**INSTRUCTIONS TO FOLLOW**
What is the number of lines in these entries that contain "this"? State it alone.

(Records)
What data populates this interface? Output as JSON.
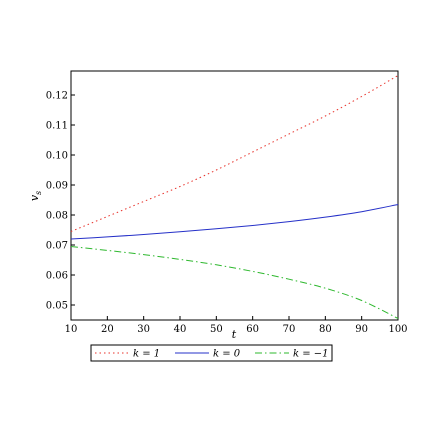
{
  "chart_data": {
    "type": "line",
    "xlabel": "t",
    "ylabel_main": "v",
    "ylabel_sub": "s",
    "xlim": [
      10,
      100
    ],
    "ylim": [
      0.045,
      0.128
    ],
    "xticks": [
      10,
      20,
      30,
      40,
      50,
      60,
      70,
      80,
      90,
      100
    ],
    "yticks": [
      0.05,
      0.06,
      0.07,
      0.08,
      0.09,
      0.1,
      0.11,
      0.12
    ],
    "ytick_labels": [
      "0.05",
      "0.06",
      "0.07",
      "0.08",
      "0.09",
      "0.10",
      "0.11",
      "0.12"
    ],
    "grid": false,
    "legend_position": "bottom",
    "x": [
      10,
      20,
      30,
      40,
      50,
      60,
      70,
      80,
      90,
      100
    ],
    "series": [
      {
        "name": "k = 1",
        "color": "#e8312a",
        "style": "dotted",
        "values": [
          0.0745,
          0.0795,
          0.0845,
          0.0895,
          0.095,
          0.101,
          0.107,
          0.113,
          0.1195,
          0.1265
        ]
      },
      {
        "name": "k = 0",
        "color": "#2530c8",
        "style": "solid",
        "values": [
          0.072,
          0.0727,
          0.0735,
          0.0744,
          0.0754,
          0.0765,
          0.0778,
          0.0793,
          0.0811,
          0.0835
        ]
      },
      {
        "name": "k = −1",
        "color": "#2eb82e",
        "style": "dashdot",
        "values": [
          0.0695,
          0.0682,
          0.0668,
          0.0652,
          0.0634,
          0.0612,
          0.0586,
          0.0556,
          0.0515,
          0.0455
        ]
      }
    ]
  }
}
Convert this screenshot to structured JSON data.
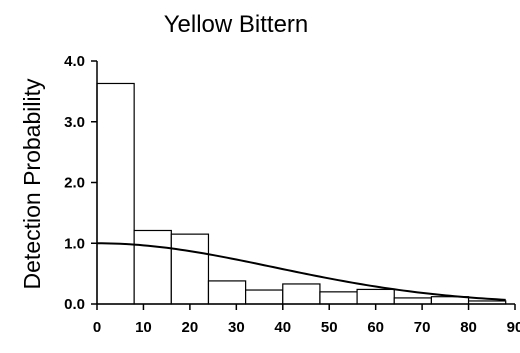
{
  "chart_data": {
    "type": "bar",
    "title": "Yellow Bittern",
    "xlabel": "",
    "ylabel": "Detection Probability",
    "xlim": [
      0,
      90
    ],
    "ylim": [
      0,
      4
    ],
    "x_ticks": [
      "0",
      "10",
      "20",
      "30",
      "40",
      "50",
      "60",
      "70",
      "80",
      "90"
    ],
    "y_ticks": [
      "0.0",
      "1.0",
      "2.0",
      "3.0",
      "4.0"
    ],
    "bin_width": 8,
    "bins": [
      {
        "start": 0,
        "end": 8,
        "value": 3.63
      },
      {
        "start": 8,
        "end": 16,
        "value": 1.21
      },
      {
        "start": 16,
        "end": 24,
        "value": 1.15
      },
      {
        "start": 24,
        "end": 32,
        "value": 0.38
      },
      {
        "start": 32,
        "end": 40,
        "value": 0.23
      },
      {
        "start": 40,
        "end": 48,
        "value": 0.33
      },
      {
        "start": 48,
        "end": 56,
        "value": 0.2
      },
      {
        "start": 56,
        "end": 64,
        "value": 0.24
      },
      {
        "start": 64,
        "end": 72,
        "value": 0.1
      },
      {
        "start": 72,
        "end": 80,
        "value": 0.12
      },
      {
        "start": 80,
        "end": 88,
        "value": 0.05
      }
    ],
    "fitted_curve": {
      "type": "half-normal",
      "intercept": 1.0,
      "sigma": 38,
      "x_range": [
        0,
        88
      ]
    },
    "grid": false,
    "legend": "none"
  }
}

...

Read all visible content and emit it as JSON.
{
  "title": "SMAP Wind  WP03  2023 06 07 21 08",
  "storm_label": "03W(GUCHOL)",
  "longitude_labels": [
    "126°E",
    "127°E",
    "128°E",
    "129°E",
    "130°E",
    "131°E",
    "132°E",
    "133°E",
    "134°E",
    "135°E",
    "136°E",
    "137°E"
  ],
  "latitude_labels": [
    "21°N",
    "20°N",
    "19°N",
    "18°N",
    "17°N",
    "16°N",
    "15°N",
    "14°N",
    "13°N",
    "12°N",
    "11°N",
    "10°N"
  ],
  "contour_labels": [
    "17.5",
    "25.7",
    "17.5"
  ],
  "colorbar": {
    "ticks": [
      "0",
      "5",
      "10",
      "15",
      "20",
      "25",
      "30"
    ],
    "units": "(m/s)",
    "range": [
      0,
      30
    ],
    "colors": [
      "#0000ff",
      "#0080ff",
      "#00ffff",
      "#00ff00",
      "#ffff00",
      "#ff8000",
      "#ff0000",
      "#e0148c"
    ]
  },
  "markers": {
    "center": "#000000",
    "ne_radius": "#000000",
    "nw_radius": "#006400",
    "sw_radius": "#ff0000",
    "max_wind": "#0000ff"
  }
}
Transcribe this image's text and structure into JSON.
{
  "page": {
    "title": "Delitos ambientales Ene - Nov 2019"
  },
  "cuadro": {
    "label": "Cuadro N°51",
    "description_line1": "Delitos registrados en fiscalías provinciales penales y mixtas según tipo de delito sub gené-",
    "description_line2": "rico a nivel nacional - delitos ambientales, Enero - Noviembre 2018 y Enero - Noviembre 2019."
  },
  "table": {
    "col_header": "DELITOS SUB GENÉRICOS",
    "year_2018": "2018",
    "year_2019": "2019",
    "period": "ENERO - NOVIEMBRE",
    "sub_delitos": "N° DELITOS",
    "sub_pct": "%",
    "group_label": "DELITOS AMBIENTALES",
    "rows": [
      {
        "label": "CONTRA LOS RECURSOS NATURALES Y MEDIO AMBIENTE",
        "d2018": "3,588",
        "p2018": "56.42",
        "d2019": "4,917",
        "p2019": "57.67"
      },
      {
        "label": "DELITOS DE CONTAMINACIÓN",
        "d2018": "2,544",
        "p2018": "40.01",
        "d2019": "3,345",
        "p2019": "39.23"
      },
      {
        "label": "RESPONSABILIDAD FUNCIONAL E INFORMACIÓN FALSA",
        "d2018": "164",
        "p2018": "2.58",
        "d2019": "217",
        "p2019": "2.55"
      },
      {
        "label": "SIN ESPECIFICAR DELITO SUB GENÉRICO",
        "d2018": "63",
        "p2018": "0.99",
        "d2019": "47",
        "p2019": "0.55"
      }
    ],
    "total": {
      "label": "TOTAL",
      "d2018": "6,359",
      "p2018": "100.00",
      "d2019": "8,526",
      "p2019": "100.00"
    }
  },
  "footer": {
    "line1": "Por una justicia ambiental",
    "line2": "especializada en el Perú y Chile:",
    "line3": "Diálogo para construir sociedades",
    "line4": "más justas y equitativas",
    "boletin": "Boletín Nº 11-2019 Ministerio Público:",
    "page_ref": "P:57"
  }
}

**CORRECT ANSWER**
3